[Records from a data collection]
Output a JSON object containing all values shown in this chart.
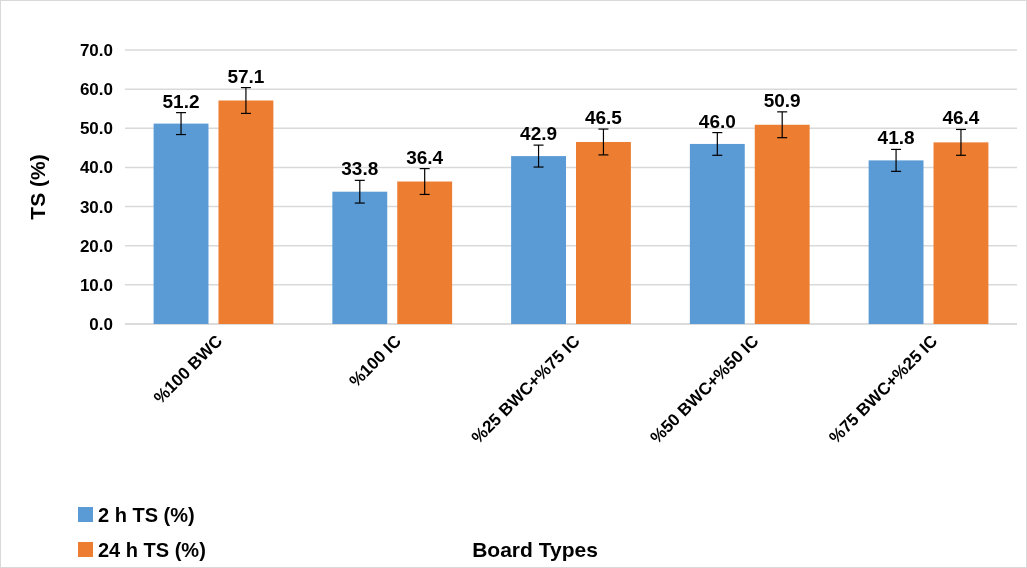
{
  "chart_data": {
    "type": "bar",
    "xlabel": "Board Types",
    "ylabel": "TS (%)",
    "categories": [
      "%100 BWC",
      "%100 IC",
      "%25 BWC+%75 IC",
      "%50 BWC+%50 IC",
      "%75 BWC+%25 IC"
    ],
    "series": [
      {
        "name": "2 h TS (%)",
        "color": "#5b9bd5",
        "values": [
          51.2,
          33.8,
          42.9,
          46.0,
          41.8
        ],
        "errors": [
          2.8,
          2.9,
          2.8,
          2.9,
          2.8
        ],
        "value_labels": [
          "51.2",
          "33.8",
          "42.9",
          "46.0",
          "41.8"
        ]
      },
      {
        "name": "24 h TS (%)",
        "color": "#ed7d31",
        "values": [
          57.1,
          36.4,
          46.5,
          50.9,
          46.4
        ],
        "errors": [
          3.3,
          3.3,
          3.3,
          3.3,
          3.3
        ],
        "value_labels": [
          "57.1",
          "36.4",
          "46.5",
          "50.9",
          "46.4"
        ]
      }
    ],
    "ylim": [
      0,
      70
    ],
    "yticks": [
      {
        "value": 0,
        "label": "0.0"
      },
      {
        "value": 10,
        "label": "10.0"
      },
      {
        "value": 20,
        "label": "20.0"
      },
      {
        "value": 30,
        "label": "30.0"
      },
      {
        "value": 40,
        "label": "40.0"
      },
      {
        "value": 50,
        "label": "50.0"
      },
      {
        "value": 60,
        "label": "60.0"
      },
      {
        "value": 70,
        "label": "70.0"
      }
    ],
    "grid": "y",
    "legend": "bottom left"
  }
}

**GOAL OF THE EXERCISE**
Pictures don't belong in the copy. Restate all the entries exactly.

**WRITTEN RESPONSE**
Output a JSON object containing all values shown in this chart.
{
  "chart_data": {
    "type": "bar",
    "xlabel": "Board Types",
    "ylabel": "TS (%)",
    "categories": [
      "%100 BWC",
      "%100 IC",
      "%25 BWC+%75 IC",
      "%50 BWC+%50 IC",
      "%75 BWC+%25 IC"
    ],
    "series": [
      {
        "name": "2 h TS (%)",
        "color": "#5b9bd5",
        "values": [
          51.2,
          33.8,
          42.9,
          46.0,
          41.8
        ],
        "errors": [
          2.8,
          2.9,
          2.8,
          2.9,
          2.8
        ],
        "value_labels": [
          "51.2",
          "33.8",
          "42.9",
          "46.0",
          "41.8"
        ]
      },
      {
        "name": "24 h TS (%)",
        "color": "#ed7d31",
        "values": [
          57.1,
          36.4,
          46.5,
          50.9,
          46.4
        ],
        "errors": [
          3.3,
          3.3,
          3.3,
          3.3,
          3.3
        ],
        "value_labels": [
          "57.1",
          "36.4",
          "46.5",
          "50.9",
          "46.4"
        ]
      }
    ],
    "ylim": [
      0,
      70
    ],
    "yticks": [
      {
        "value": 0,
        "label": "0.0"
      },
      {
        "value": 10,
        "label": "10.0"
      },
      {
        "value": 20,
        "label": "20.0"
      },
      {
        "value": 30,
        "label": "30.0"
      },
      {
        "value": 40,
        "label": "40.0"
      },
      {
        "value": 50,
        "label": "50.0"
      },
      {
        "value": 60,
        "label": "60.0"
      },
      {
        "value": 70,
        "label": "70.0"
      }
    ],
    "grid": "y",
    "legend": "bottom left"
  }
}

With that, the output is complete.